- TEXT SHOWN:
++++++++++++++++++++

I don't know what to do & I need to vent.
I'm starting to have serious doubts about Tessa, & I am really torn up about it.



Let me open by saying, yes, I skrewed up. I wasn't prepared for this type of dog.

I'm really starting to get disheartened & just frustrated with Tessa's lack of enthusiasm or reaction to everything.

Just trying to have fun with her is work.

This whole rant is selfish, I know, but I adopted a puppy because I wanted to put some fun & life back into my own life, after being sick for many years, and after loosing my last girl 3 yrs ago, & losing my family, I needed to put a spark back into life.

I waited a LONGGG time, looked at various other adult dogs, & pups & didn't jump into this lightly. I saved for a long time too.


At almost 21 weeks, it's not getting better, it's staying just the same, little improvement.
I feel as if I am trying to force a square peg into a circle hole.

She hates her collar, she hates her harness, she hates her leash, she doesn't get excited to go for walks or rides, she only will play for a few minutes & only if I engage her.


At the dog park she seems to like to interact with the other dogs, but that is short lived too, & she doesn't enjoy much chase & stops & lays down & just watches.

She doesn't seem to be very interested in me either, & I love her, but this whole thing just breaks my heart.
I hardly ever even get happy tail wags.

It's like she's just detached, & I now feel stuck or trapped in something I had no idea I even needed to prepare for.
I feel like I have an "end of life" dog & not a puppy.

She'd be great for an old person who just wants to do a 15 min 1/2 block walk & back, or maybe no walks at all & just a yard.


The only 2 things it appears she likes is to eat & sleep.
People think she's great because she is calm/mellow--fact is, she is never is motivated to "do" anything.


I'm trying to turn it around, but it is just exhausting me, every single thing is such an effort.
She's like an old dog who's lost their motivation.

She makes me feel bad just for wanting to walk her.
I'd do ANYTHING if it meant I could see happy tail wags.

When I come home, I actually spend the 1st 10 min with her in front of the full length mirror, just so I can see the happy tail wag for the very short time it occurs--that's how desperate I am to see some reaction from her.


I have never experienced this type of dog, and I openly admit I was not prepared at all.
She's stoic or something, "subtle" is an understatement.
I thought maybe it's a phase, but I think this is just the way she is.

I did not even know a temperament or characteristics like Tessa's existed in pups or dogs.

I've never experienced a pooch that wasn't playful & loving as a pup.
I look at her & my heart melts, I just want to cuddle up & love her & play with her, but that's not really what I've got, I always feel like I am forcing her.

I wanted something more, I wanted a pooch I could interact with on a different level, yes, I suppose I need a people pleaser, a dog who enjoys the interaction & shows it.

She's not bad or anything, it's just feeling like it's me, it's not a good fit & she's never going to be happy but just will tolerate.

++++++++++++++++++++

Part of a data file

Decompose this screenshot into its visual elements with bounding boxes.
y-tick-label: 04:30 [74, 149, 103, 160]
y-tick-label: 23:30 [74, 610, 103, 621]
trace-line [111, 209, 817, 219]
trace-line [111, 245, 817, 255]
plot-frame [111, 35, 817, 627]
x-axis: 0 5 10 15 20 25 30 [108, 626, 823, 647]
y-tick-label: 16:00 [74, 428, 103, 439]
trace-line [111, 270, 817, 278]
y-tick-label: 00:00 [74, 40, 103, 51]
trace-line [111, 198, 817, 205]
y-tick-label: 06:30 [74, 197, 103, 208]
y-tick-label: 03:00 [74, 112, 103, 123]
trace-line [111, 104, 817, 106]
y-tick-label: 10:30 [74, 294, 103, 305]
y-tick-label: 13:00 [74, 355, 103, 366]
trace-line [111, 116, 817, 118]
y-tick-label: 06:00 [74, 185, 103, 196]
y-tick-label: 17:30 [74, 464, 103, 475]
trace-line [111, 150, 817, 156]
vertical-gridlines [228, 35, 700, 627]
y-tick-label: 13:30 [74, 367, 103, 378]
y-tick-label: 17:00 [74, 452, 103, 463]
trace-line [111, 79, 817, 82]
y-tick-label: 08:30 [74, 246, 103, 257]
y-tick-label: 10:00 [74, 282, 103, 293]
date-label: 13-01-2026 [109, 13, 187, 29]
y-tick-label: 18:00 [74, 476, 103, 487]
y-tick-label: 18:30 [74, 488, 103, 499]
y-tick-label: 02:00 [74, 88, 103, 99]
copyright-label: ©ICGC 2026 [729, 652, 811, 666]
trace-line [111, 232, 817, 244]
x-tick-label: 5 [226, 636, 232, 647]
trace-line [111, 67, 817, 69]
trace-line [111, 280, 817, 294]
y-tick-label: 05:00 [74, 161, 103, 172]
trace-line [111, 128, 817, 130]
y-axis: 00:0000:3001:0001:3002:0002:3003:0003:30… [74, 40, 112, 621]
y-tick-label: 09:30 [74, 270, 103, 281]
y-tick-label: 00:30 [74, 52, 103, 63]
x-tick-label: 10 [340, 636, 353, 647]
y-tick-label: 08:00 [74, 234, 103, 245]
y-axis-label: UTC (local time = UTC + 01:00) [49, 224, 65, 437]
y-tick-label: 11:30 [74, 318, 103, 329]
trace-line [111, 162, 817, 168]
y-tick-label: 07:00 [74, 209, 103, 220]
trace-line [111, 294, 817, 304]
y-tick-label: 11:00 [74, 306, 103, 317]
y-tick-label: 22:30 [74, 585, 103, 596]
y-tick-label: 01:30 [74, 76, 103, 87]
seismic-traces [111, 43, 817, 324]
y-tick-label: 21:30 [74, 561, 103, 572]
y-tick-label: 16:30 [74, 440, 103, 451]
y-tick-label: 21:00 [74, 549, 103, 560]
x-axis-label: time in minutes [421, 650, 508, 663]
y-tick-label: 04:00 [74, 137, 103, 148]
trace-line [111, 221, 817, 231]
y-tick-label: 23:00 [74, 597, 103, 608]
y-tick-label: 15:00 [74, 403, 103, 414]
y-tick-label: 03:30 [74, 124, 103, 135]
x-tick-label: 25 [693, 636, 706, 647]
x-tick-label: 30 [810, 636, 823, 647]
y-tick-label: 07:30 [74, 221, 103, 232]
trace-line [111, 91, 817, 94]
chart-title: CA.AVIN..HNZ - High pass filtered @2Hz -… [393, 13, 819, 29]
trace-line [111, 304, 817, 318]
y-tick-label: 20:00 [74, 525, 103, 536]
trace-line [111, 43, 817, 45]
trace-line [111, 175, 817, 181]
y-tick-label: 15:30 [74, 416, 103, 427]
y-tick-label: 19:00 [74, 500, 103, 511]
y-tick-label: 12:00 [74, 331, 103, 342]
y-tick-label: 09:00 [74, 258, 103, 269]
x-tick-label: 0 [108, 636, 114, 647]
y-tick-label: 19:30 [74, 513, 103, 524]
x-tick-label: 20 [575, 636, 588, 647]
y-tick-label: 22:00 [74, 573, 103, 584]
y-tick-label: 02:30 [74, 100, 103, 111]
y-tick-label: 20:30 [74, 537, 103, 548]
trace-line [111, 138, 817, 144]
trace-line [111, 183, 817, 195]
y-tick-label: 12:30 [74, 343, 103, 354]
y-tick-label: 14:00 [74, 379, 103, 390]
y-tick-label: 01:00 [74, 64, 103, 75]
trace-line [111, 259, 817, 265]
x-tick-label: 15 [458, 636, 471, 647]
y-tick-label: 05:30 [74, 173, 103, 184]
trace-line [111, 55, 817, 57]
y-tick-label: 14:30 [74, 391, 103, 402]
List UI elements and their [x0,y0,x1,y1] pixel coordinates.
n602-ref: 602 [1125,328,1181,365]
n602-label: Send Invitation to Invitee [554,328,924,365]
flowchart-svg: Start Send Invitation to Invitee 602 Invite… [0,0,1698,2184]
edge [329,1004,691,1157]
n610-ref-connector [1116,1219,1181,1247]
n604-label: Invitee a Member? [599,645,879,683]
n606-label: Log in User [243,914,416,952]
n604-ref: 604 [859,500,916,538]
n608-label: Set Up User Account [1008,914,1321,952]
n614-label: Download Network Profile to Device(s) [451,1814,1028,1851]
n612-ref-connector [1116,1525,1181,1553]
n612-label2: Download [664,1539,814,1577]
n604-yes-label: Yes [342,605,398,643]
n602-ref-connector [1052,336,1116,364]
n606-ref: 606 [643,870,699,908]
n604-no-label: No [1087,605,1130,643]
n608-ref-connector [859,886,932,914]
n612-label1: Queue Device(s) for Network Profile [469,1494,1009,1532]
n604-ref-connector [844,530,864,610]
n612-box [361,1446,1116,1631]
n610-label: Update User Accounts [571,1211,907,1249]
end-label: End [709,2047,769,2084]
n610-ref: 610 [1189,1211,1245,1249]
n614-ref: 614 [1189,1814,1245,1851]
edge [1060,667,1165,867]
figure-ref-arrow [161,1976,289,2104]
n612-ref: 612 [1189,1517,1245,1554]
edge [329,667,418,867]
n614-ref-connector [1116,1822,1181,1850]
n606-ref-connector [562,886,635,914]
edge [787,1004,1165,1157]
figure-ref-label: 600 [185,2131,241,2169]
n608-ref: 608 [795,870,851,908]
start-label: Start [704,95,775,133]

++++++++++++++++++++

- EXERCISE SET:
1) In the post about Tessa, what are the only two things she seems to like?
2) Do these statements agree with the post about Tessa? (a) Tessa gets excited to go for rides. (b) The writer saved for a long time before getting a puppy. (c) At the dog park, Tessa seems to like interacting with the other dogs.

- EXPECTED RESULTS:
1) Eating and sleeping.

2)
(a) No: "she doesn't get excited to go for walks or rides"
(b) Yes: "I saved for a long time too."
(c) Yes: "At the dog park she seems to like to interact with the other dogs"